● TASK GOAL: Treat the line containing "Extract all readable text from this page." as the first line and the final line of the material below as the last; reproduce that range exactly.
--- start of DATA PROVIDED ---
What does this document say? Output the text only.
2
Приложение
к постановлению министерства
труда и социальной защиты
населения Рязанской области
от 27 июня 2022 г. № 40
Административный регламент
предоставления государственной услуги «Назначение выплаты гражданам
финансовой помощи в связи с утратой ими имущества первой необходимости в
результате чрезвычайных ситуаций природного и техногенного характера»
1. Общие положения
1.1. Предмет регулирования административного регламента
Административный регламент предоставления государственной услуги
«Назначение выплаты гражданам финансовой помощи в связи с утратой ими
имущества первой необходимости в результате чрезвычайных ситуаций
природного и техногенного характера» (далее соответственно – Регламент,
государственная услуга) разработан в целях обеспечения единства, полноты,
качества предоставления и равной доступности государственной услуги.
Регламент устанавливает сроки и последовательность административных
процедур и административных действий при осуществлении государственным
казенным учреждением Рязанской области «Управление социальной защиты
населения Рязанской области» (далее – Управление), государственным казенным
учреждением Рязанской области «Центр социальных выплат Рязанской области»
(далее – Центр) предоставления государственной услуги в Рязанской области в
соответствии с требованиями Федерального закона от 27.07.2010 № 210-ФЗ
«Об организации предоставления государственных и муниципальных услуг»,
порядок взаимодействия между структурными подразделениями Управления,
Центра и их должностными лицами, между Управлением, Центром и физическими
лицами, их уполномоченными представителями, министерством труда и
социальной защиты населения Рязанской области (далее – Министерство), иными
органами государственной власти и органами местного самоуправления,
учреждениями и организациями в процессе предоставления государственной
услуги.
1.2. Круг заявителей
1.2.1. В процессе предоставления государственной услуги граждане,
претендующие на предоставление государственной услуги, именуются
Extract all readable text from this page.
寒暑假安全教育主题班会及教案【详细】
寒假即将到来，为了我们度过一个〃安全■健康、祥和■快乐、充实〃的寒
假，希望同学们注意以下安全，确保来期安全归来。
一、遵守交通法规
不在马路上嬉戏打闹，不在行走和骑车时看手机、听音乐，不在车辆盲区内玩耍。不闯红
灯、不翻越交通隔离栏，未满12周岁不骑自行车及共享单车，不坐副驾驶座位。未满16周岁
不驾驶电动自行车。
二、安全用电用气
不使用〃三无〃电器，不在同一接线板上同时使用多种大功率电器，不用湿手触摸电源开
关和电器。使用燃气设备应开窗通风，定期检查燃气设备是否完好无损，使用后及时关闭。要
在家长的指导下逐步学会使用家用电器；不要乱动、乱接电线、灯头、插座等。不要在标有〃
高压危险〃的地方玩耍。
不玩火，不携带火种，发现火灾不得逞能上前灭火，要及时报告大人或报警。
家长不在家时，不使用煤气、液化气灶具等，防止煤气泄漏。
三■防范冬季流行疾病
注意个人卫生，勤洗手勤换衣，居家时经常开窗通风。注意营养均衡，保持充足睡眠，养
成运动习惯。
--- end of DATA PROVIDED ---
● THE ANSWER:
Extract all readable text from this page.
寒暑假安全教育主题班会及教案【详细】
寒假即将到来，为了我们度过一个〃安全■健康、祥和■快乐、充实〃的寒
假，希望同学们注意以下安全，确保来期安全归来。
一、遵守交通法规
不在马路上嬉戏打闹，不在行走和骑车时看手机、听音乐，不在车辆盲区内玩耍。不闯红
灯、不翻越交通隔离栏，未满12周岁不骑自行车及共享单车，不坐副驾驶座位。未满16周岁
不驾驶电动自行车。
二、安全用电用气
不使用〃三无〃电器，不在同一接线板上同时使用多种大功率电器，不用湿手触摸电源开
关和电器。使用燃气设备应开窗通风，定期检查燃气设备是否完好无损，使用后及时关闭。要
在家长的指导下逐步学会使用家用电器；不要乱动、乱接电线、灯头、插座等。不要在标有〃
高压危险〃的地方玩耍。
不玩火，不携带火种，发现火灾不得逞能上前灭火，要及时报告大人或报警。
家长不在家时，不使用煤气、液化气灶具等，防止煤气泄漏。
三■防范冬季流行疾病
注意个人卫生，勤洗手勤换衣，居家时经常开窗通风。注意营养均衡，保持充足睡眠，养
成运动习惯。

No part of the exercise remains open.